[Record set]
Start

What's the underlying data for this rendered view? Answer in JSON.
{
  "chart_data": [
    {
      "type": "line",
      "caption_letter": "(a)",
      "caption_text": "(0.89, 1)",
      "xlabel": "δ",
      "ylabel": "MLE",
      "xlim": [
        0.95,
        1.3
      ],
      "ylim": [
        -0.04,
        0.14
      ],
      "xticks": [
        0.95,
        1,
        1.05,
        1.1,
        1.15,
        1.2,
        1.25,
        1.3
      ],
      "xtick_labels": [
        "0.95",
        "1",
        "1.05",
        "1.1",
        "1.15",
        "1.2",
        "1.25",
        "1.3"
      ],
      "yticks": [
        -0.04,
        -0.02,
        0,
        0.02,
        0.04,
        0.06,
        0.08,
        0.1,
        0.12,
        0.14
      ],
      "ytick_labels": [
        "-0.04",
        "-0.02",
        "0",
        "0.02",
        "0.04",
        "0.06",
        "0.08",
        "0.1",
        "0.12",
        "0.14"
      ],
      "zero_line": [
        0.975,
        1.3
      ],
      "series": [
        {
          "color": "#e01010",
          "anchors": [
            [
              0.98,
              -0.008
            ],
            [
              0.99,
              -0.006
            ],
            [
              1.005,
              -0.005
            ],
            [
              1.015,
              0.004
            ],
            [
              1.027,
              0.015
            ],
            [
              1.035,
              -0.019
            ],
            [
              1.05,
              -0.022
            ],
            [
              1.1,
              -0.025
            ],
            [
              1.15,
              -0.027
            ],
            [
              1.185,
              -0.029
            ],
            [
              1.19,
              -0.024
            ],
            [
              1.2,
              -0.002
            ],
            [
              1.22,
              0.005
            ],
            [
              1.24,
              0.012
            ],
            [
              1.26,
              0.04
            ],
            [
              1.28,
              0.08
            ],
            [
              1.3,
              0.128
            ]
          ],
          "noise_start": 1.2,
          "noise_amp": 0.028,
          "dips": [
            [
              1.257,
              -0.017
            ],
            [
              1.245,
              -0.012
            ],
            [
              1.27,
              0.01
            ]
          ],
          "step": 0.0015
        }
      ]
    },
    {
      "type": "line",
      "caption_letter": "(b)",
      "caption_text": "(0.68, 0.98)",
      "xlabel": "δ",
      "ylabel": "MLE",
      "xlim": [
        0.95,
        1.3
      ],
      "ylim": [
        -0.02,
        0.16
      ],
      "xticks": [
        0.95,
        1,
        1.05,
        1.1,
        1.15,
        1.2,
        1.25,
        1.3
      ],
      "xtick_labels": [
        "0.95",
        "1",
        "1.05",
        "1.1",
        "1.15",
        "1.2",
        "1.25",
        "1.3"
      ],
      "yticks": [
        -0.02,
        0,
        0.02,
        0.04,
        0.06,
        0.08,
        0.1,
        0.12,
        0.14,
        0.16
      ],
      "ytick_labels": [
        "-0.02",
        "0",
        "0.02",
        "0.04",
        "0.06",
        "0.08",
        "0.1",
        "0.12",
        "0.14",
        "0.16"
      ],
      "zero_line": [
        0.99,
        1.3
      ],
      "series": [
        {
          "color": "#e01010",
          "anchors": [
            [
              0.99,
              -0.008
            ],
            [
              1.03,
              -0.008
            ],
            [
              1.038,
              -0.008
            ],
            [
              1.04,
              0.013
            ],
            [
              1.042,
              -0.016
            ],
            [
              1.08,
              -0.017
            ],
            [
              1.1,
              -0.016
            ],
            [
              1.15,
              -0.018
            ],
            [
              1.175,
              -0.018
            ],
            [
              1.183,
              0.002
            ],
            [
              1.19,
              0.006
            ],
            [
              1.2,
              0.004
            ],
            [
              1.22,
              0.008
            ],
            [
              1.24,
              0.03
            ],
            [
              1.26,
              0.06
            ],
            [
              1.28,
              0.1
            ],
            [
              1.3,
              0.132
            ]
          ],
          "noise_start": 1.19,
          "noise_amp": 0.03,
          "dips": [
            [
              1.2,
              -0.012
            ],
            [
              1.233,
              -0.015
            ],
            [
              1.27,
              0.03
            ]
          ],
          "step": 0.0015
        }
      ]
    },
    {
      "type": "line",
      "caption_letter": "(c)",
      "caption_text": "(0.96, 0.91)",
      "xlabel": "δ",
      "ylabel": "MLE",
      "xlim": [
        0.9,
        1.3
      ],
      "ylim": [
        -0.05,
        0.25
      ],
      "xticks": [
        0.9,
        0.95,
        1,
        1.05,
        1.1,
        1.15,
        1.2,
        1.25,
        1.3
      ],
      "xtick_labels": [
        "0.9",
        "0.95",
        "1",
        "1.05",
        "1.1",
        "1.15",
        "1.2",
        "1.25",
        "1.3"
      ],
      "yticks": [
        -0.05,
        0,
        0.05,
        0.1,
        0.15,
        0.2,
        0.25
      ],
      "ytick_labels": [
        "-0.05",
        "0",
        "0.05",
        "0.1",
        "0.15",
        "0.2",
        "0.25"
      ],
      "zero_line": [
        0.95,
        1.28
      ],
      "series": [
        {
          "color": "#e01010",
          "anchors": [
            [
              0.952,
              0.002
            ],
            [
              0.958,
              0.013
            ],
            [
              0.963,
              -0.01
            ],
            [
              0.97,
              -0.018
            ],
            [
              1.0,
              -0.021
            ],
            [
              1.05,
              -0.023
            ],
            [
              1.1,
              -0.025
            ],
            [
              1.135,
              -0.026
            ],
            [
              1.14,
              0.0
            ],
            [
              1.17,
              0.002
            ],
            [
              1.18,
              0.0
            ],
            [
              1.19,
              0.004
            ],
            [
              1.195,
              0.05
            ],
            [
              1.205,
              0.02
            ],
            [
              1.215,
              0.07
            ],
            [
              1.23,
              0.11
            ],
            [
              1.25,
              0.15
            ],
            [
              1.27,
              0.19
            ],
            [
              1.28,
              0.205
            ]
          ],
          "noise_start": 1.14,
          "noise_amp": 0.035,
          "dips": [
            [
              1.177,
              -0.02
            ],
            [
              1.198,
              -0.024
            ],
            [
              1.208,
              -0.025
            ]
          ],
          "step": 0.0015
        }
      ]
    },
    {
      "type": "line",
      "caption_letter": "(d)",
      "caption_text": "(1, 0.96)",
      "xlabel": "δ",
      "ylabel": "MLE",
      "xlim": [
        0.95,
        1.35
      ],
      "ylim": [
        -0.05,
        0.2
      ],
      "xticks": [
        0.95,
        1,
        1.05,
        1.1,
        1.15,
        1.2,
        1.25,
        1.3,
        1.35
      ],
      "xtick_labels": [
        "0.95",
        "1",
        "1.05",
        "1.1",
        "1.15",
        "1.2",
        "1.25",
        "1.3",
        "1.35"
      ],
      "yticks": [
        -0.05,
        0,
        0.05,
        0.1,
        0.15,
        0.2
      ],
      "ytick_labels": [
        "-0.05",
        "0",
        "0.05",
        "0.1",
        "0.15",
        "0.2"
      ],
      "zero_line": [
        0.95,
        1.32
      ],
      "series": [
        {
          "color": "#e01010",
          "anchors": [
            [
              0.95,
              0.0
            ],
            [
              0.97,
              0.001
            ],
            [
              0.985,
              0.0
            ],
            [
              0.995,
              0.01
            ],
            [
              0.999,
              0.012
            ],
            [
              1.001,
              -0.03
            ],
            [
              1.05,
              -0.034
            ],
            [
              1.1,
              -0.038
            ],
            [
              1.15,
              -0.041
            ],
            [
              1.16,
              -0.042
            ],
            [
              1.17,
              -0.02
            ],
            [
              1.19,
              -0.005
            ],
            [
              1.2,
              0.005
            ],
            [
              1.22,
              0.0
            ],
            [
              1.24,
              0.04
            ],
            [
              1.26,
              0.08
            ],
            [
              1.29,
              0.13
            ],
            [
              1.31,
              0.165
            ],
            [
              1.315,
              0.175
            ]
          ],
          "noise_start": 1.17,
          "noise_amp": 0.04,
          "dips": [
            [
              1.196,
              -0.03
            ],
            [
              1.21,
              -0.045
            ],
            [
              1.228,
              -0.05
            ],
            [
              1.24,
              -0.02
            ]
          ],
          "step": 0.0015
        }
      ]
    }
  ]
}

End
Start

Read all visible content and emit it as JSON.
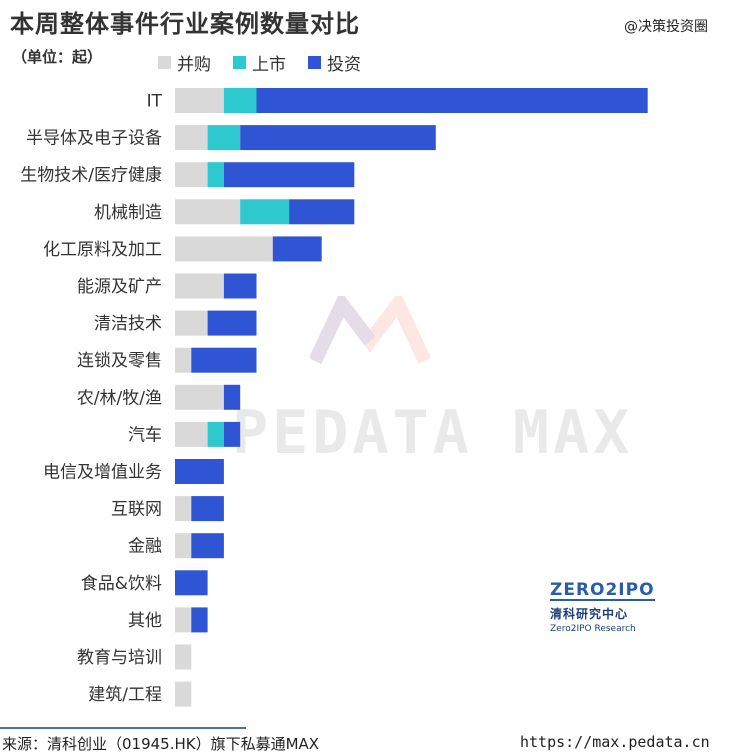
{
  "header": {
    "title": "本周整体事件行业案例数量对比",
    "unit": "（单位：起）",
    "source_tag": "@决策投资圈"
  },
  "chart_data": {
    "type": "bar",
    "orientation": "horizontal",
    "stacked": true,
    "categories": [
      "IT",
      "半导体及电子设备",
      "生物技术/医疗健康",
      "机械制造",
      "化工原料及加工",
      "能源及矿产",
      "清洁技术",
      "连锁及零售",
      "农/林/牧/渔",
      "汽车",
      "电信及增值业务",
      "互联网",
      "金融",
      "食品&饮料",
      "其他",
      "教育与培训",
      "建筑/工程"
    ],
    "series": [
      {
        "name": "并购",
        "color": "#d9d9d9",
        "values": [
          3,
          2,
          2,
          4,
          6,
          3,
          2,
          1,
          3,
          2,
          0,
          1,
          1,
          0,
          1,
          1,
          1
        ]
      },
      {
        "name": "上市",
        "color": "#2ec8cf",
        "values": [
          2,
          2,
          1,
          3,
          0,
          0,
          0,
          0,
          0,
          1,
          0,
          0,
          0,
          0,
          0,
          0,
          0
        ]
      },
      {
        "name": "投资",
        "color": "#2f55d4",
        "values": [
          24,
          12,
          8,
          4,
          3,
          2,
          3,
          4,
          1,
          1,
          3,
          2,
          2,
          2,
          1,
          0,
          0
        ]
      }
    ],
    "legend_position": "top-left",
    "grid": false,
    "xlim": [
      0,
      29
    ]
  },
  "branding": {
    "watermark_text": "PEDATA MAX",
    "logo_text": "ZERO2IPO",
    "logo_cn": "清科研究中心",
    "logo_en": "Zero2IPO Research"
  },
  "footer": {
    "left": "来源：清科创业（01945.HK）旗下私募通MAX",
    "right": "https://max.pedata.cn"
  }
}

End

[Goal of the exercise]
Return, from the data, each line that has the word "left" in it.

[Exercise response]
    "legend_position": "top-left",
    "left": "来源：清科创业（01945.HK）旗下私募通MAX",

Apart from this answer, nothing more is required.